-- Begin DATA SUPPLIED --

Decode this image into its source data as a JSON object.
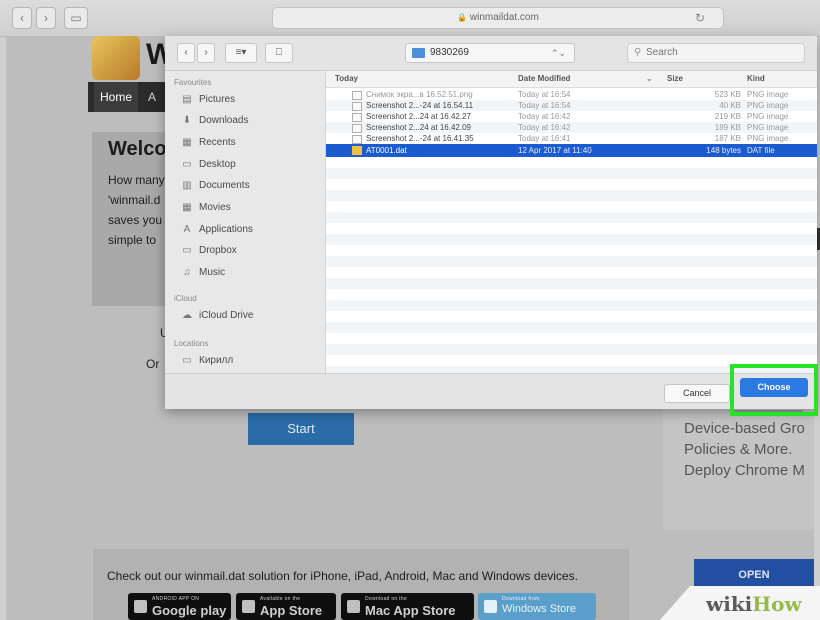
{
  "browser": {
    "url": "winmaildat.com",
    "url_lock": "🔒",
    "reload_icon": "↻",
    "back_icon": "‹",
    "forward_icon": "›",
    "sidebar_icon": "▭"
  },
  "site": {
    "logo_letter": "W",
    "nav_home": "Home",
    "nav_next": "A",
    "welcome_title": "Welco",
    "welcome_text": "How many\n'winmail.d\nsaves you\nsimple to ",
    "fragment_u": "U",
    "fragment_or": "Or",
    "start_label": "Start",
    "ad_text": "Device-based Gro\nPolicies & More.\nDeploy Chrome M",
    "footer_text": "Check out our winmail.dat solution for iPhone, iPad, Android, Mac and Windows devices.",
    "badges": [
      {
        "small": "ANDROID APP ON",
        "big": "Google play"
      },
      {
        "small": "Available on the",
        "big": "App Store"
      },
      {
        "small": "Download on the",
        "big": "Mac App Store"
      },
      {
        "small": "Download from",
        "big": "Windows Store"
      }
    ],
    "open_label": "OPEN",
    "wiki_prefix": "wiki",
    "wiki_suffix": "How"
  },
  "dialog": {
    "back": "‹",
    "forward": "›",
    "view_mode": "≡▾",
    "new_folder": "⎕",
    "location": "9830269",
    "location_arrows": "⌃⌄",
    "search_placeholder": "Search",
    "sidebar": {
      "favourites_heading": "Favourites",
      "icloud_heading": "iCloud",
      "locations_heading": "Locations",
      "items": [
        {
          "label": "Pictures",
          "icon": "▤"
        },
        {
          "label": "Downloads",
          "icon": "⬇"
        },
        {
          "label": "Recents",
          "icon": "▦"
        },
        {
          "label": "Desktop",
          "icon": "▭"
        },
        {
          "label": "Documents",
          "icon": "▥"
        },
        {
          "label": "Movies",
          "icon": "▦"
        },
        {
          "label": "Applications",
          "icon": "A"
        },
        {
          "label": "Dropbox",
          "icon": "▭"
        },
        {
          "label": "Music",
          "icon": "♫"
        }
      ],
      "icloud_item": {
        "label": "iCloud Drive",
        "icon": "☁"
      },
      "location_item": {
        "label": "Кирилл",
        "icon": "▭"
      }
    },
    "columns": {
      "name": "Today",
      "date": "Date Modified",
      "sort": "⌄",
      "size": "Size",
      "kind": "Kind"
    },
    "files": [
      {
        "name": "Снимок экра...в 16.52.51.png",
        "date": "Today at 16:54",
        "size": "523 KB",
        "kind": "PNG image"
      },
      {
        "name": "Screenshot 2...-24 at 16.54.11",
        "date": "Today at 16:54",
        "size": "40 KB",
        "kind": "PNG image"
      },
      {
        "name": "Screenshot 2...24 at 16.42.27",
        "date": "Today at 16:42",
        "size": "219 KB",
        "kind": "PNG image"
      },
      {
        "name": "Screenshot 2...24 at 16.42.09",
        "date": "Today at 16:42",
        "size": "189 KB",
        "kind": "PNG image"
      },
      {
        "name": "Screenshot 2...-24 at 16.41.35",
        "date": "Today at 16:41",
        "size": "187 KB",
        "kind": "PNG image"
      },
      {
        "name": "AT0001.dat",
        "date": "12 Apr 2017 at 11:40",
        "size": "148 bytes",
        "kind": "DAT file"
      }
    ],
    "cancel_label": "Cancel",
    "choose_label": "Choose"
  },
  "colors": {
    "selection": "#1a5ccf",
    "choose_button": "#2b7ae3",
    "highlight": "#27e22b"
  }
}
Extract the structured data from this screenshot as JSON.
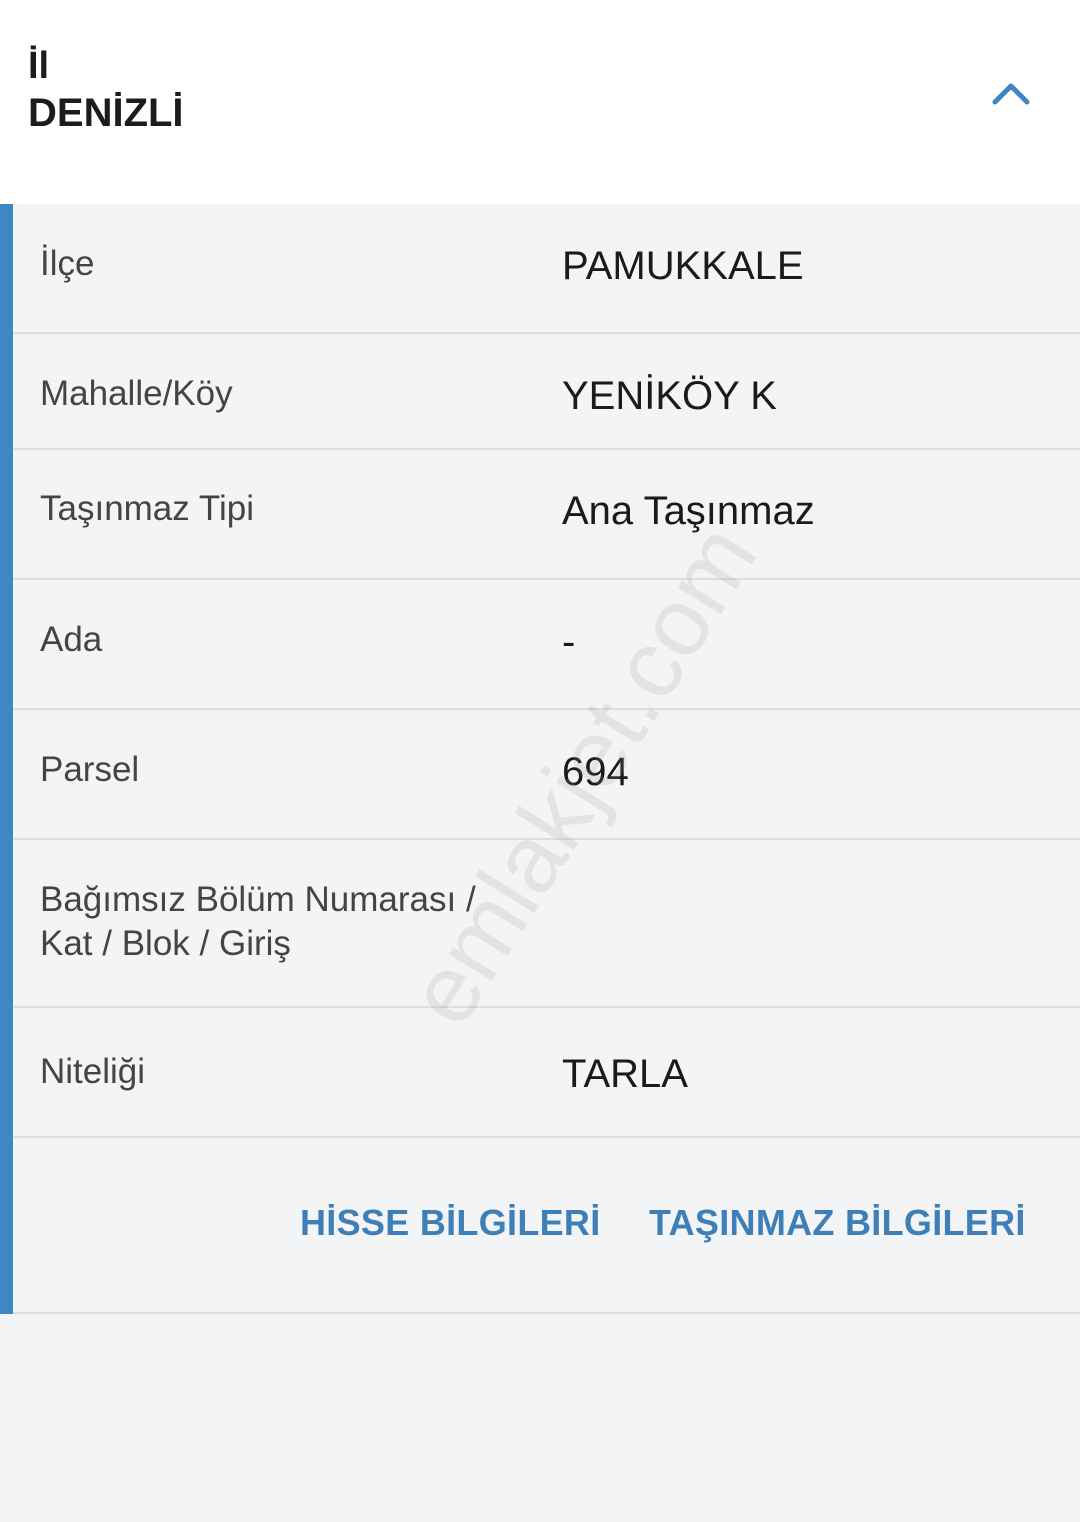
{
  "header": {
    "label": "İl",
    "value": "DENİZLİ",
    "collapse_icon": "chevron-up-icon",
    "collapse_icon_color": "#3f86c4"
  },
  "accent_color": "#3f86c4",
  "rows": [
    {
      "label": "İlçe",
      "value": "PAMUKKALE"
    },
    {
      "label": "Mahalle/Köy",
      "value": "YENİKÖY K"
    },
    {
      "label": "Taşınmaz Tipi",
      "value": "Ana Taşınmaz"
    },
    {
      "label": "Ada",
      "value": "-"
    },
    {
      "label": "Parsel",
      "value": "694"
    },
    {
      "label_line1": "Bağımsız Bölüm Numarası /",
      "label_line2": "Kat / Blok / Giriş",
      "value": ""
    },
    {
      "label": "Niteliği",
      "value": "TARLA"
    }
  ],
  "actions": {
    "hisse_label": "HİSSE BİLGİLERİ",
    "tasinmaz_label": "TAŞINMAZ BİLGİLERİ"
  },
  "watermark": "emlakjet.com"
}
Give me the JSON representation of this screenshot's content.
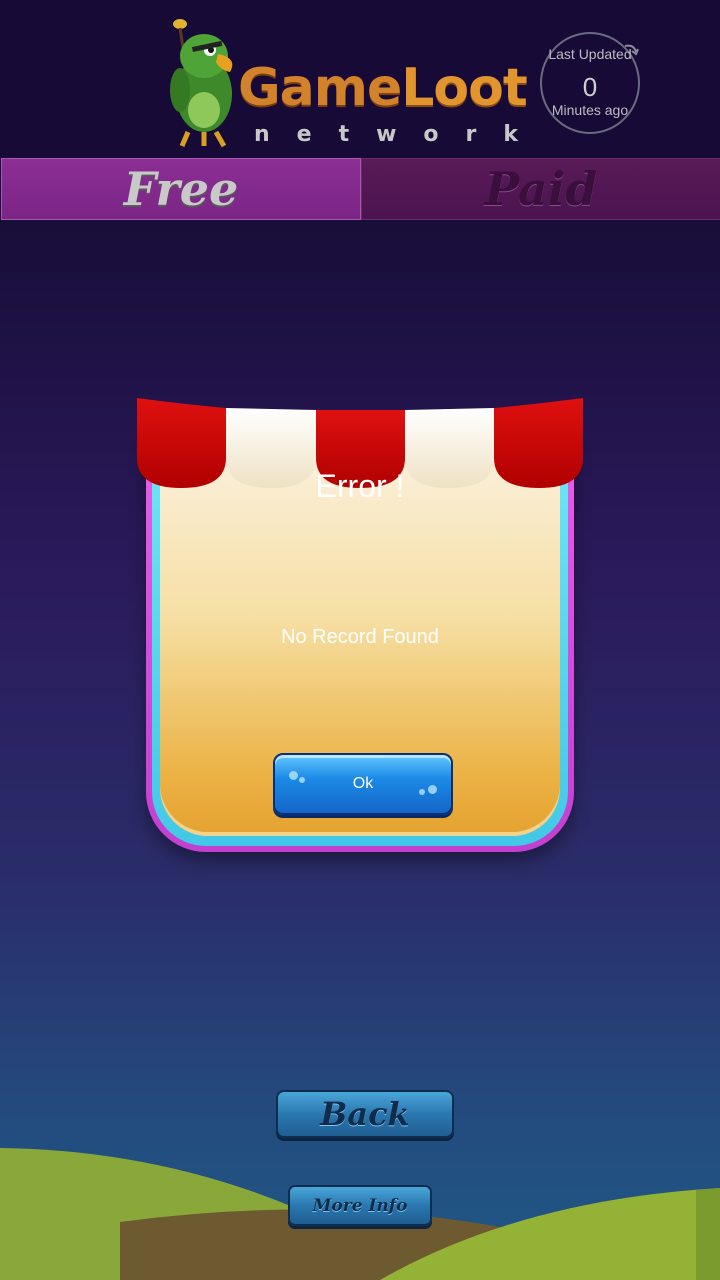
{
  "header": {
    "logo_part1": "Game",
    "logo_part2": "Loot",
    "logo_sub": "network",
    "updated_line1": "Last Updated",
    "updated_value": "0",
    "updated_line3": "Minutes ago",
    "mascot_icon": "parrot-mascot-icon",
    "refresh_icon": "refresh-arrow-icon"
  },
  "tabs": [
    {
      "label": "Free",
      "active": true
    },
    {
      "label": "Paid",
      "active": false
    }
  ],
  "dialog": {
    "title": "Error !",
    "message": "No Record Found",
    "ok_label": "Ok"
  },
  "footer": {
    "back_label": "Back",
    "more_info_label": "More Info"
  },
  "colors": {
    "tab_active": "#8c2e95",
    "tab_inactive": "#4a1450",
    "button_blue": "#1c8ae6",
    "awning_red": "#d40c0c",
    "awning_white": "#fbf4e6"
  }
}
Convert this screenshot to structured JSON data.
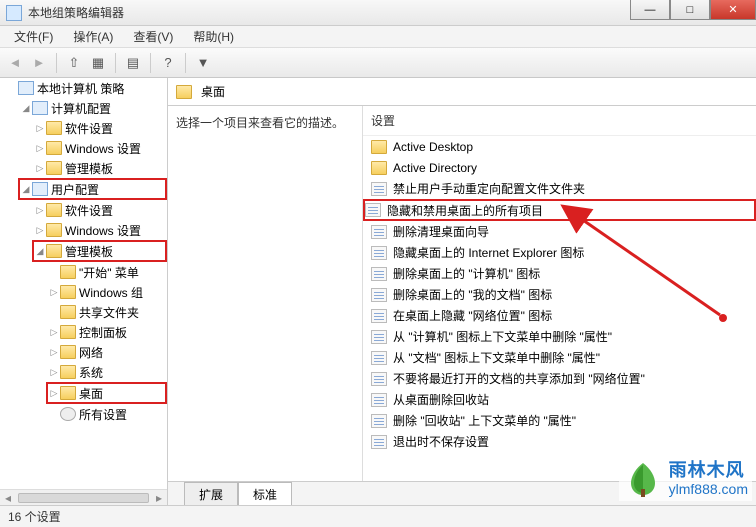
{
  "window": {
    "title": "本地组策略编辑器"
  },
  "menus": {
    "file": "文件(F)",
    "action": "操作(A)",
    "view": "查看(V)",
    "help": "帮助(H)"
  },
  "tree": {
    "root": "本地计算机 策略",
    "computer_cfg": "计算机配置",
    "cc_software": "软件设置",
    "cc_windows": "Windows 设置",
    "cc_admin": "管理模板",
    "user_cfg": "用户配置",
    "uc_software": "软件设置",
    "uc_windows": "Windows 设置",
    "uc_admin": "管理模板",
    "start_menu": "\"开始\" 菜单",
    "win_comp": "Windows 组",
    "shared": "共享文件夹",
    "control_panel": "控制面板",
    "network": "网络",
    "system": "系统",
    "desktop": "桌面",
    "all_settings": "所有设置"
  },
  "header": {
    "title": "桌面"
  },
  "desc": {
    "text": "选择一个项目来查看它的描述。"
  },
  "settings": {
    "head": "设置",
    "items": [
      {
        "type": "folder",
        "label": "Active Desktop"
      },
      {
        "type": "folder",
        "label": "Active Directory"
      },
      {
        "type": "policy",
        "label": "禁止用户手动重定向配置文件文件夹"
      },
      {
        "type": "policy",
        "label": "隐藏和禁用桌面上的所有项目",
        "highlight": true
      },
      {
        "type": "policy",
        "label": "删除清理桌面向导"
      },
      {
        "type": "policy",
        "label": "隐藏桌面上的 Internet Explorer 图标"
      },
      {
        "type": "policy",
        "label": "删除桌面上的 \"计算机\" 图标"
      },
      {
        "type": "policy",
        "label": "删除桌面上的 \"我的文档\" 图标"
      },
      {
        "type": "policy",
        "label": "在桌面上隐藏 \"网络位置\" 图标"
      },
      {
        "type": "policy",
        "label": "从 \"计算机\" 图标上下文菜单中删除 \"属性\""
      },
      {
        "type": "policy",
        "label": "从 \"文档\" 图标上下文菜单中删除 \"属性\""
      },
      {
        "type": "policy",
        "label": "不要将最近打开的文档的共享添加到 \"网络位置\""
      },
      {
        "type": "policy",
        "label": "从桌面删除回收站"
      },
      {
        "type": "policy",
        "label": "删除 \"回收站\" 上下文菜单的 \"属性\""
      },
      {
        "type": "policy",
        "label": "退出时不保存设置"
      }
    ]
  },
  "tabs": {
    "extended": "扩展",
    "standard": "标准"
  },
  "status": {
    "text": "16 个设置"
  },
  "watermark": {
    "cn": "雨林木风",
    "url": "ylmf888.com"
  }
}
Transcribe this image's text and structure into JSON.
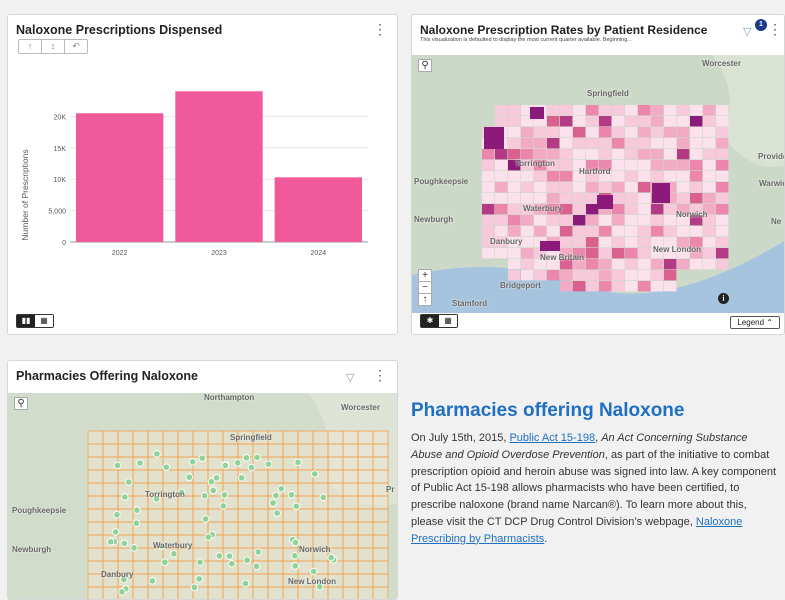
{
  "card1": {
    "title": "Naloxone Prescriptions Dispensed",
    "tool_icons": [
      "↑",
      "↕",
      "↶"
    ],
    "ylabel": "Number of Prescriptions"
  },
  "chart_data": {
    "type": "bar",
    "categories": [
      "2022",
      "2023",
      "2024"
    ],
    "values": [
      20500,
      24000,
      10300
    ],
    "ylabel": "Number of Prescriptions",
    "ytick_labels": [
      "0",
      "5,000",
      "10K",
      "15K",
      "20K"
    ],
    "ylim": [
      0,
      25000
    ],
    "bar_color": "#f0599a",
    "grid": true
  },
  "card2": {
    "title": "Naloxone Prescription Rates by Patient Residence",
    "subtitle": "This visualization is defaulted to display the most current quarter available. Beginning...",
    "badge": "1",
    "legend_label": "Legend",
    "map_labels": [
      "Worcester",
      "Springfield",
      "Torrington",
      "Hartford",
      "Providence",
      "Poughkeepsie",
      "Waterbury",
      "Norwich",
      "Danbury",
      "New Britain",
      "New London",
      "Bridgeport",
      "Stamford",
      "Warwick",
      "Newburgh",
      "Ne"
    ]
  },
  "card3": {
    "title": "Pharmacies Offering Naloxone",
    "map_labels": [
      "Northampton",
      "Worcester",
      "Springfield",
      "Torrington",
      "Poughkeepsie",
      "Waterbury",
      "Norwich",
      "Newburgh",
      "Danbury",
      "New London",
      "Pr"
    ]
  },
  "text": {
    "heading": "Pharmacies offering Naloxone",
    "p_start": "On July 15th, 2015, ",
    "link1": "Public Act 15-198",
    "p_mid1": ", ",
    "italic": "An Act Concerning Substance Abuse and Opioid Overdose Prevention",
    "p_mid2": ", as part of the initiative to combat prescription opioid and heroin abuse was signed into law. A key component of Public Act 15-198 allows pharmacists who have been certified, to prescribe naloxone (brand name Narcan®). To learn more about this, please visit the CT DCP Drug Control Division’s webpage, ",
    "link2": "Naloxone Prescribing by Pharmacists",
    "p_end": "."
  },
  "colors": {
    "accent": "#1f6fc3",
    "bar": "#f0599a",
    "choropleth_dark": "#8b1a7a",
    "choropleth_light": "#fbe1ec",
    "pharmacy_dot": "#8fd39a",
    "county_line": "#f2a24c"
  }
}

-- End DATA SUPPLIED --

WHAT THE TASK ASKS: Identify the lines that hold the word "Windows". Copy every one of them.

PROBLEM SOLUTION:
    "footer_text": "Check out our winmail.dat solution for iPhone, iPad, Android, Mac and Windows devices.",
        "big": "Windows Store"
    "cc_windows": "Windows 设置",
    "uc_windows": "Windows 设置",
    "win_comp": "Windows 组",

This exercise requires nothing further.